Make an exact copy of the listing below.

-- begin Records provided --

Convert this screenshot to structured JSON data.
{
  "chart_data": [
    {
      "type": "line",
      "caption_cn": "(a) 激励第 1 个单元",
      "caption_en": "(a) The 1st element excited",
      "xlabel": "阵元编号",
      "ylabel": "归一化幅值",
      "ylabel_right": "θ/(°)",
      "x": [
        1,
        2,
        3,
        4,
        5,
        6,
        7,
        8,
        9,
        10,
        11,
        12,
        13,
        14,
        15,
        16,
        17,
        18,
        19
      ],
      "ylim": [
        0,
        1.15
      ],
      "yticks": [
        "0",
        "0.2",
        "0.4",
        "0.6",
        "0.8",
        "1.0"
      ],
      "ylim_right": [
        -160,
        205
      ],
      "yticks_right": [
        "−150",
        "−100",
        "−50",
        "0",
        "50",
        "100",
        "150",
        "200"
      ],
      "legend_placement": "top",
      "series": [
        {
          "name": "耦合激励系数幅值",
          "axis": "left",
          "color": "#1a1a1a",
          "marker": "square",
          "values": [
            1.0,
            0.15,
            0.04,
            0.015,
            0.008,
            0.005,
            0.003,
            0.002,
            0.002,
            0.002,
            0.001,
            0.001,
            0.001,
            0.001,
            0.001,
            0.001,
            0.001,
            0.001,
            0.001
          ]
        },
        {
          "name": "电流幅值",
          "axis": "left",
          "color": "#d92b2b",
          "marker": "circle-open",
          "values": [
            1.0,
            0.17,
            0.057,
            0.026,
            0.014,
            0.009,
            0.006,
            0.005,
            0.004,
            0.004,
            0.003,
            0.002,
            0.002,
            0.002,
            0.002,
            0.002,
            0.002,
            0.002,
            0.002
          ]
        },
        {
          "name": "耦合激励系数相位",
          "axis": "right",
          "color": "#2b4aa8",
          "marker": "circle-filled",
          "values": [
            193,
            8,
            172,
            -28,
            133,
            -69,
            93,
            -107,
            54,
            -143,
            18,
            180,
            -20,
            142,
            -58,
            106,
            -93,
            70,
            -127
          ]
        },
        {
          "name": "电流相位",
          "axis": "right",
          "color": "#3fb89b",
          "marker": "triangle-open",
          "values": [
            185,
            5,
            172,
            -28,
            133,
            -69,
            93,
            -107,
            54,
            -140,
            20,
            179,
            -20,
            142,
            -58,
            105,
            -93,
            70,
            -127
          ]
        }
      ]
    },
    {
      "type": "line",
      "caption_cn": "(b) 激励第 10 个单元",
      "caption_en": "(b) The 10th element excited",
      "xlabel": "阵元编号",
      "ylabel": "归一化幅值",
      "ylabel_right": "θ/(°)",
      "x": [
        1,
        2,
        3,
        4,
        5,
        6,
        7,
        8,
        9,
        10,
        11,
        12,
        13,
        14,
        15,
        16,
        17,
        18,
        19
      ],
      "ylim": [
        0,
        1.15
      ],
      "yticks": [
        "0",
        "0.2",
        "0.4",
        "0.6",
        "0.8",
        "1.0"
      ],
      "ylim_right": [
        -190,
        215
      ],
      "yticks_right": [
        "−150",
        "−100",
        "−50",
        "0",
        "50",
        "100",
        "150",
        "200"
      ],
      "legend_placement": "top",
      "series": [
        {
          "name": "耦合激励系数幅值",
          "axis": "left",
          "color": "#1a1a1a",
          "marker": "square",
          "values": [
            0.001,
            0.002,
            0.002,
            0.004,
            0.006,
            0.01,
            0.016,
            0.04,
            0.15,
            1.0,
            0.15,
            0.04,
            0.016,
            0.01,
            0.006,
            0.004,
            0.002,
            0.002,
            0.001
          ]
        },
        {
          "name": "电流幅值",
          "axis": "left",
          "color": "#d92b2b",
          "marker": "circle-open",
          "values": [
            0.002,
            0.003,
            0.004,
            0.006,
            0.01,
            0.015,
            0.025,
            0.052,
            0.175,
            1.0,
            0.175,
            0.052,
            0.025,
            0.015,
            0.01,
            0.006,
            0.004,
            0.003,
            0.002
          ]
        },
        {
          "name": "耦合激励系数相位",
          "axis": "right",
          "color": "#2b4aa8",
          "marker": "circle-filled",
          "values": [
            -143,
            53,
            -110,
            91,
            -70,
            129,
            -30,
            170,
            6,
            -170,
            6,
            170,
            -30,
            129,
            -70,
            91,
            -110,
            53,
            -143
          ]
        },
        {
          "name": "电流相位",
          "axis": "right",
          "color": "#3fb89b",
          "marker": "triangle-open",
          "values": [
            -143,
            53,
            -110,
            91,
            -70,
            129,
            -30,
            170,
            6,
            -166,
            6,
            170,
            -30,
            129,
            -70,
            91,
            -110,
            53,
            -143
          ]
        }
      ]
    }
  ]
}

-- end Records provided --

**Response to this exercise**
Convert this screenshot to structured JSON data.
{
  "chart_data": [
    {
      "type": "line",
      "caption_cn": "(a) 激励第 1 个单元",
      "caption_en": "(a) The 1st element excited",
      "xlabel": "阵元编号",
      "ylabel": "归一化幅值",
      "ylabel_right": "θ/(°)",
      "x": [
        1,
        2,
        3,
        4,
        5,
        6,
        7,
        8,
        9,
        10,
        11,
        12,
        13,
        14,
        15,
        16,
        17,
        18,
        19
      ],
      "ylim": [
        0,
        1.15
      ],
      "yticks": [
        "0",
        "0.2",
        "0.4",
        "0.6",
        "0.8",
        "1.0"
      ],
      "ylim_right": [
        -160,
        205
      ],
      "yticks_right": [
        "−150",
        "−100",
        "−50",
        "0",
        "50",
        "100",
        "150",
        "200"
      ],
      "legend_placement": "top",
      "series": [
        {
          "name": "耦合激励系数幅值",
          "axis": "left",
          "color": "#1a1a1a",
          "marker": "square",
          "values": [
            1.0,
            0.15,
            0.04,
            0.015,
            0.008,
            0.005,
            0.003,
            0.002,
            0.002,
            0.002,
            0.001,
            0.001,
            0.001,
            0.001,
            0.001,
            0.001,
            0.001,
            0.001,
            0.001
          ]
        },
        {
          "name": "电流幅值",
          "axis": "left",
          "color": "#d92b2b",
          "marker": "circle-open",
          "values": [
            1.0,
            0.17,
            0.057,
            0.026,
            0.014,
            0.009,
            0.006,
            0.005,
            0.004,
            0.004,
            0.003,
            0.002,
            0.002,
            0.002,
            0.002,
            0.002,
            0.002,
            0.002,
            0.002
          ]
        },
        {
          "name": "耦合激励系数相位",
          "axis": "right",
          "color": "#2b4aa8",
          "marker": "circle-filled",
          "values": [
            193,
            8,
            172,
            -28,
            133,
            -69,
            93,
            -107,
            54,
            -143,
            18,
            180,
            -20,
            142,
            -58,
            106,
            -93,
            70,
            -127
          ]
        },
        {
          "name": "电流相位",
          "axis": "right",
          "color": "#3fb89b",
          "marker": "triangle-open",
          "values": [
            185,
            5,
            172,
            -28,
            133,
            -69,
            93,
            -107,
            54,
            -140,
            20,
            179,
            -20,
            142,
            -58,
            105,
            -93,
            70,
            -127
          ]
        }
      ]
    },
    {
      "type": "line",
      "caption_cn": "(b) 激励第 10 个单元",
      "caption_en": "(b) The 10th element excited",
      "xlabel": "阵元编号",
      "ylabel": "归一化幅值",
      "ylabel_right": "θ/(°)",
      "x": [
        1,
        2,
        3,
        4,
        5,
        6,
        7,
        8,
        9,
        10,
        11,
        12,
        13,
        14,
        15,
        16,
        17,
        18,
        19
      ],
      "ylim": [
        0,
        1.15
      ],
      "yticks": [
        "0",
        "0.2",
        "0.4",
        "0.6",
        "0.8",
        "1.0"
      ],
      "ylim_right": [
        -190,
        215
      ],
      "yticks_right": [
        "−150",
        "−100",
        "−50",
        "0",
        "50",
        "100",
        "150",
        "200"
      ],
      "legend_placement": "top",
      "series": [
        {
          "name": "耦合激励系数幅值",
          "axis": "left",
          "color": "#1a1a1a",
          "marker": "square",
          "values": [
            0.001,
            0.002,
            0.002,
            0.004,
            0.006,
            0.01,
            0.016,
            0.04,
            0.15,
            1.0,
            0.15,
            0.04,
            0.016,
            0.01,
            0.006,
            0.004,
            0.002,
            0.002,
            0.001
          ]
        },
        {
          "name": "电流幅值",
          "axis": "left",
          "color": "#d92b2b",
          "marker": "circle-open",
          "values": [
            0.002,
            0.003,
            0.004,
            0.006,
            0.01,
            0.015,
            0.025,
            0.052,
            0.175,
            1.0,
            0.175,
            0.052,
            0.025,
            0.015,
            0.01,
            0.006,
            0.004,
            0.003,
            0.002
          ]
        },
        {
          "name": "耦合激励系数相位",
          "axis": "right",
          "color": "#2b4aa8",
          "marker": "circle-filled",
          "values": [
            -143,
            53,
            -110,
            91,
            -70,
            129,
            -30,
            170,
            6,
            -170,
            6,
            170,
            -30,
            129,
            -70,
            91,
            -110,
            53,
            -143
          ]
        },
        {
          "name": "电流相位",
          "axis": "right",
          "color": "#3fb89b",
          "marker": "triangle-open",
          "values": [
            -143,
            53,
            -110,
            91,
            -70,
            129,
            -30,
            170,
            6,
            -166,
            6,
            170,
            -30,
            129,
            -70,
            91,
            -110,
            53,
            -143
          ]
        }
      ]
    }
  ]
}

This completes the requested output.